STATED GOAL:
Collect every line below that contains the string "axis" and copy each one in full.

INFORMATION GIVEN:
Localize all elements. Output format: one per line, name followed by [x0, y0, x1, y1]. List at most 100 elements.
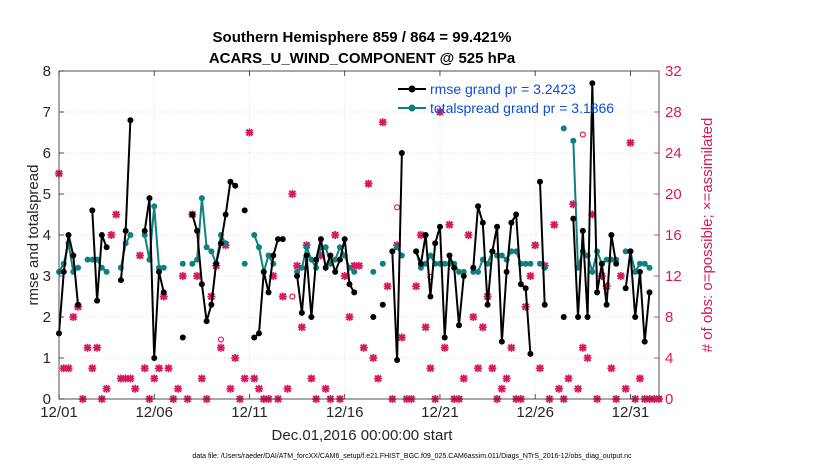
rmse-point: [479, 219, 486, 226]
rmse-point: [579, 227, 586, 234]
spread-point: [156, 264, 162, 271]
spread-point: [470, 268, 477, 275]
spread-point: [189, 260, 196, 267]
spread-point: [603, 256, 610, 263]
spread-point: [208, 248, 215, 255]
y-tick-label: 0: [43, 391, 51, 408]
spread-point: [241, 260, 248, 267]
obs-assimilated-marker: [607, 364, 616, 373]
spread-point: [622, 248, 629, 255]
rmse-point: [641, 338, 648, 345]
y-tick-label: 1: [43, 350, 51, 367]
y-axis-right-label: # of obs: o=possible; ×=assimilated: [699, 118, 716, 353]
rmse-point: [222, 211, 229, 218]
rmse-point: [89, 207, 96, 214]
obs-assimilated-marker: [421, 323, 430, 332]
y-axis-label: rmse and totalspread: [25, 165, 42, 306]
rmse-point: [413, 248, 420, 255]
rmse-point: [379, 301, 386, 308]
rmse-point: [346, 281, 353, 288]
spread-point: [332, 256, 339, 263]
spread-point: [522, 260, 529, 267]
obs-assimilated-marker: [102, 384, 111, 393]
obs-assimilated-marker: [321, 384, 330, 393]
rmse-point: [327, 252, 334, 259]
y-tick-label: 5: [43, 186, 51, 203]
spread-point: [198, 195, 205, 202]
spread-point: [303, 244, 310, 251]
rmse-point: [336, 256, 343, 263]
rmse-point: [427, 293, 434, 300]
tick-layer: 12/01 12/06 12/11 12/16 12/21 12/26 12/3101234…: [40, 63, 681, 421]
obs-assimilated-marker: [150, 374, 159, 383]
rmse-point: [613, 260, 620, 267]
rmse-line-segment: [624, 251, 651, 342]
spread-point: [560, 125, 567, 132]
obs-assimilated-marker: [478, 323, 487, 332]
rmse-point: [432, 240, 439, 247]
obs-assimilated-marker: [459, 374, 468, 383]
spread-point: [632, 268, 639, 275]
rmse-point: [60, 268, 67, 275]
y-right-tick-label: 28: [665, 104, 682, 121]
chart-title: Southern Hemisphere 859 / 864 = 99.421%: [213, 29, 512, 46]
rmse-point: [570, 215, 577, 222]
spread-point: [103, 268, 110, 275]
obs-assimilated-marker: [578, 343, 587, 352]
obs-possible-marker: [393, 204, 401, 211]
obs-assimilated-marker: [497, 384, 506, 393]
rmse-point: [317, 236, 324, 243]
obs-assimilated-marker: [340, 272, 349, 280]
rmse-point: [441, 334, 448, 341]
rmse-point: [70, 252, 77, 259]
obs-assimilated-marker: [88, 364, 97, 373]
spread-point: [636, 260, 643, 267]
obs-assimilated-marker: [193, 272, 202, 280]
obs-assimilated-marker: [535, 364, 544, 373]
rmse-point: [622, 285, 629, 292]
rmse-point: [503, 268, 510, 275]
rmse-point: [208, 301, 215, 308]
obs-assimilated-marker: [574, 384, 583, 393]
obs-assimilated-marker: [93, 343, 102, 352]
spread-point: [308, 256, 315, 263]
obs-assimilated-marker: [345, 313, 354, 321]
rmse-point: [536, 178, 543, 185]
spread-point: [322, 244, 329, 251]
y-tick-label: 6: [43, 145, 51, 162]
rmse-point: [217, 240, 224, 247]
spread-point: [475, 268, 482, 275]
rmse-point: [398, 150, 405, 156]
obs-assimilated-marker: [378, 118, 387, 127]
rmse-point: [179, 334, 186, 341]
rmse-point: [256, 330, 262, 337]
x-axis-label: Dec.01,2016 00:00:00 start: [272, 427, 454, 444]
obs-assimilated-marker: [278, 292, 287, 301]
spread-point: [370, 268, 377, 275]
rmse-point: [303, 252, 310, 259]
spread-point: [222, 240, 229, 247]
rmse-point: [260, 268, 267, 275]
obs-assimilated-marker: [107, 231, 116, 239]
obs-assimilated-marker: [626, 138, 635, 147]
spread-point: [508, 248, 515, 255]
spread-point: [160, 264, 167, 271]
rmse-point: [241, 207, 248, 214]
rmse-point: [275, 236, 282, 243]
spread-point: [570, 137, 577, 144]
rmse-point: [422, 232, 429, 238]
spread-point: [536, 260, 543, 267]
spread-point: [456, 268, 462, 275]
rmse-point: [203, 318, 210, 325]
rmse-point: [103, 244, 110, 251]
rmse-point: [608, 232, 615, 238]
rmse-point: [265, 289, 272, 296]
rmse-point: [575, 314, 582, 320]
y-right-tick-label: 12: [665, 268, 682, 285]
obs-assimilated-marker: [255, 384, 263, 393]
rmse-point: [589, 80, 596, 87]
y-right-tick-label: 32: [665, 63, 682, 80]
obs-assimilated-marker: [226, 384, 235, 393]
rmse-point: [127, 117, 134, 124]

OUTPUT OF THE TASK:
y-axis-right-label: # of obs: o=possible; ×=assimilated: [699, 118, 716, 353]
y-axis-label: rmse and totalspread: [25, 165, 42, 306]
x-axis-label: Dec.01,2016 00:00:00 start: [272, 427, 454, 444]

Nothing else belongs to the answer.